▶ **WORK INSTRUCTIONS**
Please retype the records below exactly, leaving out any pictures.

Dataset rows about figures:
··········

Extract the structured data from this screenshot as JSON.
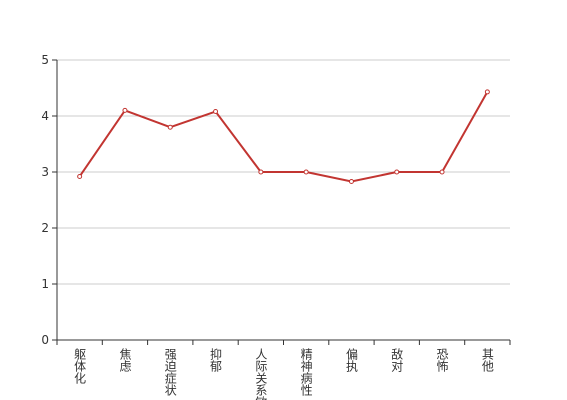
{
  "chart_data": {
    "type": "line",
    "categories": [
      "躯体化",
      "焦虑",
      "强迫症状",
      "抑郁",
      "人际关系敏感",
      "精神病性",
      "偏执",
      "敌对",
      "恐怖",
      "其他"
    ],
    "values": [
      2.92,
      4.1,
      3.8,
      4.08,
      3.0,
      3.0,
      2.83,
      3.0,
      3.0,
      4.43
    ],
    "color": "#c23531",
    "ylim": [
      0,
      5
    ],
    "yticks": [
      0,
      1,
      2,
      3,
      4,
      5
    ],
    "grid": true
  }
}
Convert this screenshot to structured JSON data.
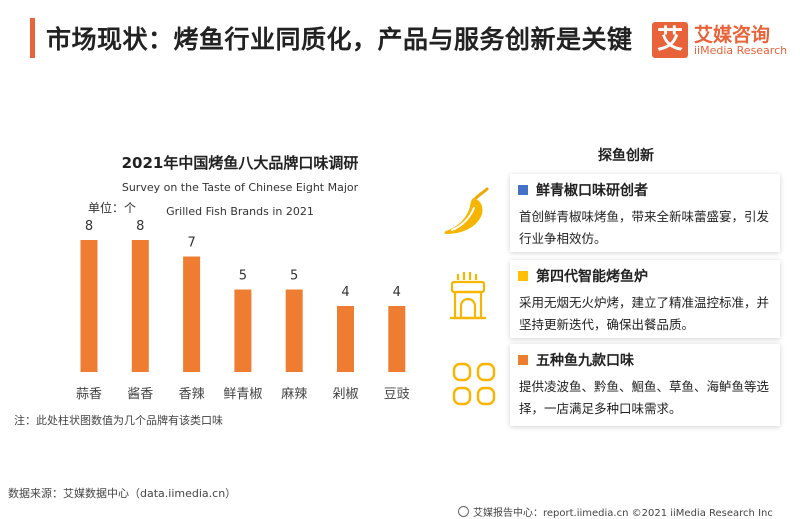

··········

▶ **COMPLETE ANSWER**
Extract the structured data from this screenshot as JSON.
{
  "chart_data": {
    "type": "line",
    "categories": [
      "躯体化",
      "焦虑",
      "强迫症状",
      "抑郁",
      "人际关系敏感",
      "精神病性",
      "偏执",
      "敌对",
      "恐怖",
      "其他"
    ],
    "values": [
      2.92,
      4.1,
      3.8,
      4.08,
      3.0,
      3.0,
      2.83,
      3.0,
      3.0,
      4.43
    ],
    "color": "#c23531",
    "ylim": [
      0,
      5
    ],
    "yticks": [
      0,
      1,
      2,
      3,
      4,
      5
    ],
    "grid": true
  }
}
Convert this screenshot to structured JSON data.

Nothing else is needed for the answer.